(Written instruction):
Begin at the line that contains "Decode this image" and repeat every line from there to the end of the records below, inclusive, without adding any other line.

(Supplied entries):
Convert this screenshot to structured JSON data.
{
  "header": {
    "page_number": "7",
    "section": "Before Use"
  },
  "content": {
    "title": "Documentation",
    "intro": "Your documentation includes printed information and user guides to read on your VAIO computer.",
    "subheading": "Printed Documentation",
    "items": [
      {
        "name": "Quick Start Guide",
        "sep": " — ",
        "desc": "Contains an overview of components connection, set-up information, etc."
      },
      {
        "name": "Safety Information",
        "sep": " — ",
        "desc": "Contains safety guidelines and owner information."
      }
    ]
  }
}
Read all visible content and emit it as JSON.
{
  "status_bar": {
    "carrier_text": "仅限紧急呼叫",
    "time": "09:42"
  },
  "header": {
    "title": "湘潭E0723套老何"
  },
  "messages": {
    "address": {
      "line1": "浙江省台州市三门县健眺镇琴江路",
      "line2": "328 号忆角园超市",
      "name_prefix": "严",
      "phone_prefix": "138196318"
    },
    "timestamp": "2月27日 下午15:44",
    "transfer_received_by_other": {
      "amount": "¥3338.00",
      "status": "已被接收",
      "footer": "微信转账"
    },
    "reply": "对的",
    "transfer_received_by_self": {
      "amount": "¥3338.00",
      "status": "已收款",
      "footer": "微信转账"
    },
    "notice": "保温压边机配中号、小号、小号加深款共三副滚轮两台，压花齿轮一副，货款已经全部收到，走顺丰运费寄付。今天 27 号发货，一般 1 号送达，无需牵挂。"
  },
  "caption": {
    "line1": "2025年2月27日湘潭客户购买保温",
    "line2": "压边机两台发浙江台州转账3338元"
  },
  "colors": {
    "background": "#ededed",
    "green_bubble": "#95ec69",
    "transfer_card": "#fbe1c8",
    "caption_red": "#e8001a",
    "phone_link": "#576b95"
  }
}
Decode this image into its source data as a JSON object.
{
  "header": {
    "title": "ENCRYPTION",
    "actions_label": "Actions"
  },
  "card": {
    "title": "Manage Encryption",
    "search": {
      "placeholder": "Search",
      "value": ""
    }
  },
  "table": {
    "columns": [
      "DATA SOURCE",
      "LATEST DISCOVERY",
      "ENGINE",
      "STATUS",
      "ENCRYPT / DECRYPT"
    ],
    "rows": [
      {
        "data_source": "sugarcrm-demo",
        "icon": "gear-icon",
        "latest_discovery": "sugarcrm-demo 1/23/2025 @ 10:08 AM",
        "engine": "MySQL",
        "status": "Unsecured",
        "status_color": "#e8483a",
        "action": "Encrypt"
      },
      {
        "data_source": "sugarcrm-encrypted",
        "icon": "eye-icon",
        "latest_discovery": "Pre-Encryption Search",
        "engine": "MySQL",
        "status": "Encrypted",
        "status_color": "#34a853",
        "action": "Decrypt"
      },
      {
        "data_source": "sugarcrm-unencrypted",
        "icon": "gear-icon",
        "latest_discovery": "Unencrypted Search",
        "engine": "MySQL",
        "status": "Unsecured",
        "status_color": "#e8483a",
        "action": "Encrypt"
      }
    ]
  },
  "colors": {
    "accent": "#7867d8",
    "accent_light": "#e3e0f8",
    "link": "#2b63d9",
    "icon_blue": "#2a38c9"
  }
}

(Written solution):
Decode this image into its source data as a JSON object.
{
  "header": {
    "title": "ENCRYPTION",
    "actions_label": "Actions"
  },
  "card": {
    "title": "Manage Encryption",
    "search": {
      "placeholder": "Search",
      "value": ""
    }
  },
  "table": {
    "columns": [
      "DATA SOURCE",
      "LATEST DISCOVERY",
      "ENGINE",
      "STATUS",
      "ENCRYPT / DECRYPT"
    ],
    "rows": [
      {
        "data_source": "sugarcrm-demo",
        "icon": "gear-icon",
        "latest_discovery": "sugarcrm-demo 1/23/2025 @ 10:08 AM",
        "engine": "MySQL",
        "status": "Unsecured",
        "status_color": "#e8483a",
        "action": "Encrypt"
      },
      {
        "data_source": "sugarcrm-encrypted",
        "icon": "eye-icon",
        "latest_discovery": "Pre-Encryption Search",
        "engine": "MySQL",
        "status": "Encrypted",
        "status_color": "#34a853",
        "action": "Decrypt"
      },
      {
        "data_source": "sugarcrm-unencrypted",
        "icon": "gear-icon",
        "latest_discovery": "Unencrypted Search",
        "engine": "MySQL",
        "status": "Unsecured",
        "status_color": "#e8483a",
        "action": "Encrypt"
      }
    ]
  },
  "colors": {
    "accent": "#7867d8",
    "accent_light": "#e3e0f8",
    "link": "#2b63d9",
    "icon_blue": "#2a38c9"
  }
}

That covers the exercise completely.